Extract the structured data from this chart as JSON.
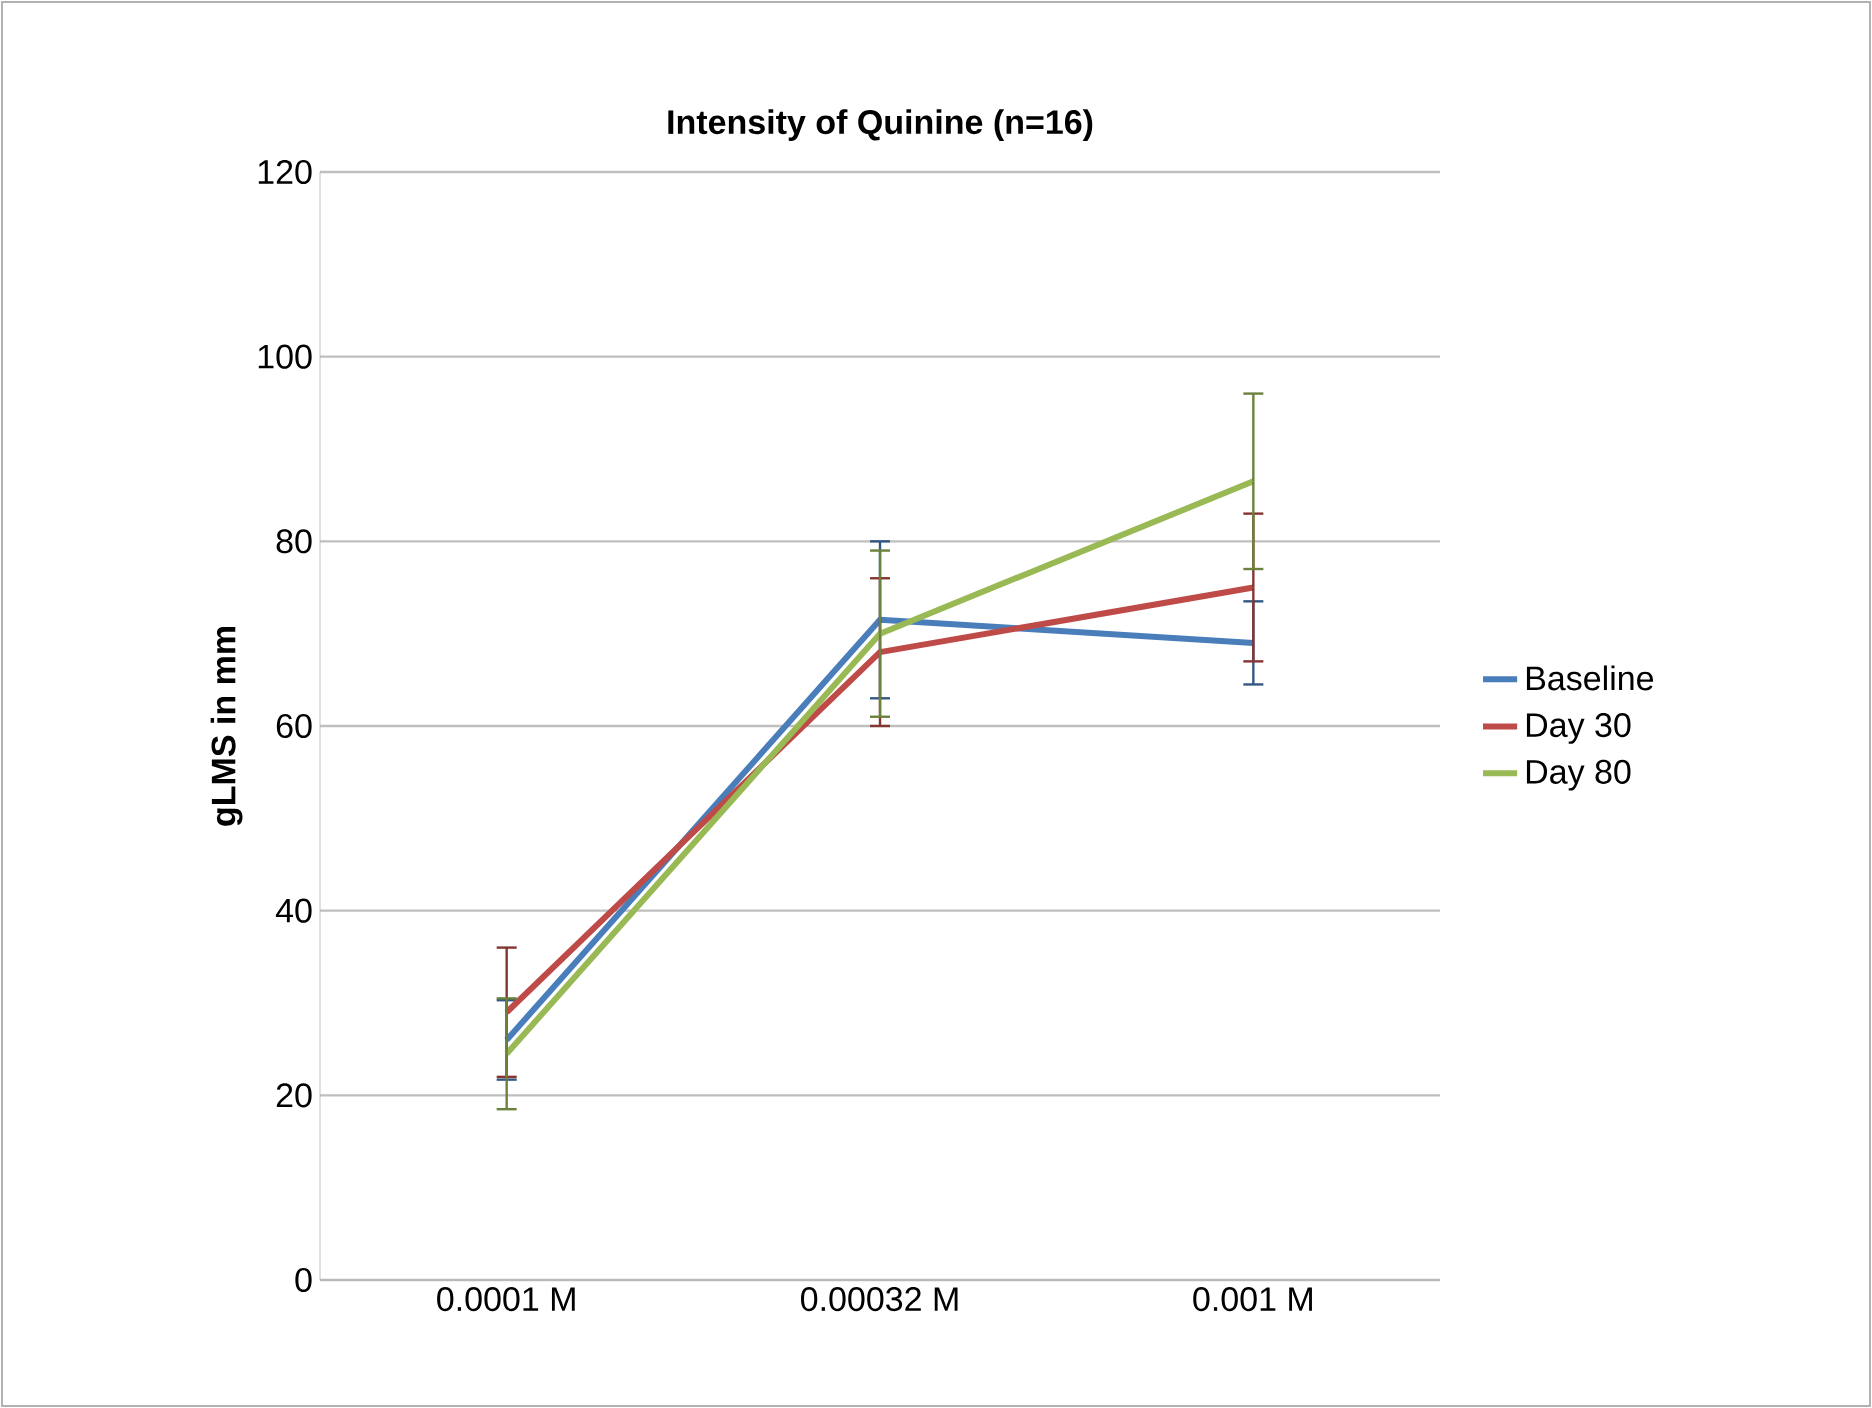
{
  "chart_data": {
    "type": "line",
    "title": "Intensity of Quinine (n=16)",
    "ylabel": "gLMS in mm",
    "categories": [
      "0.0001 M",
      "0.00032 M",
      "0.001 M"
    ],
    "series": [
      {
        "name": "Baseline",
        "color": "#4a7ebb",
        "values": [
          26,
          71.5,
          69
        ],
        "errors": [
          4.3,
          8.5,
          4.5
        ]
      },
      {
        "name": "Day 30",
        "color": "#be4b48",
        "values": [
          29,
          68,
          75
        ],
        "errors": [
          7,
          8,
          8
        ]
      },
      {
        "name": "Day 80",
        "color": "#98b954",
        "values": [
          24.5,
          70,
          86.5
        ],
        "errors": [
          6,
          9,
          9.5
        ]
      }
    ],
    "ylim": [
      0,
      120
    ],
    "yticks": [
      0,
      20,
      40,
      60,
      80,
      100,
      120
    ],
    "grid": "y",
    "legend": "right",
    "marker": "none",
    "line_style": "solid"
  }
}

# [The task]
Images must not appear in the copy; reproduce everything else in the records verbatim.

# [Response]
Extract the structured data from this chart as JSON.
{
  "chart_data": {
    "type": "line",
    "title": "Intensity of Quinine (n=16)",
    "ylabel": "gLMS in mm",
    "categories": [
      "0.0001 M",
      "0.00032 M",
      "0.001 M"
    ],
    "series": [
      {
        "name": "Baseline",
        "color": "#4a7ebb",
        "values": [
          26,
          71.5,
          69
        ],
        "errors": [
          4.3,
          8.5,
          4.5
        ]
      },
      {
        "name": "Day 30",
        "color": "#be4b48",
        "values": [
          29,
          68,
          75
        ],
        "errors": [
          7,
          8,
          8
        ]
      },
      {
        "name": "Day 80",
        "color": "#98b954",
        "values": [
          24.5,
          70,
          86.5
        ],
        "errors": [
          6,
          9,
          9.5
        ]
      }
    ],
    "ylim": [
      0,
      120
    ],
    "yticks": [
      0,
      20,
      40,
      60,
      80,
      100,
      120
    ],
    "grid": "y",
    "legend": "right",
    "marker": "none",
    "line_style": "solid"
  }
}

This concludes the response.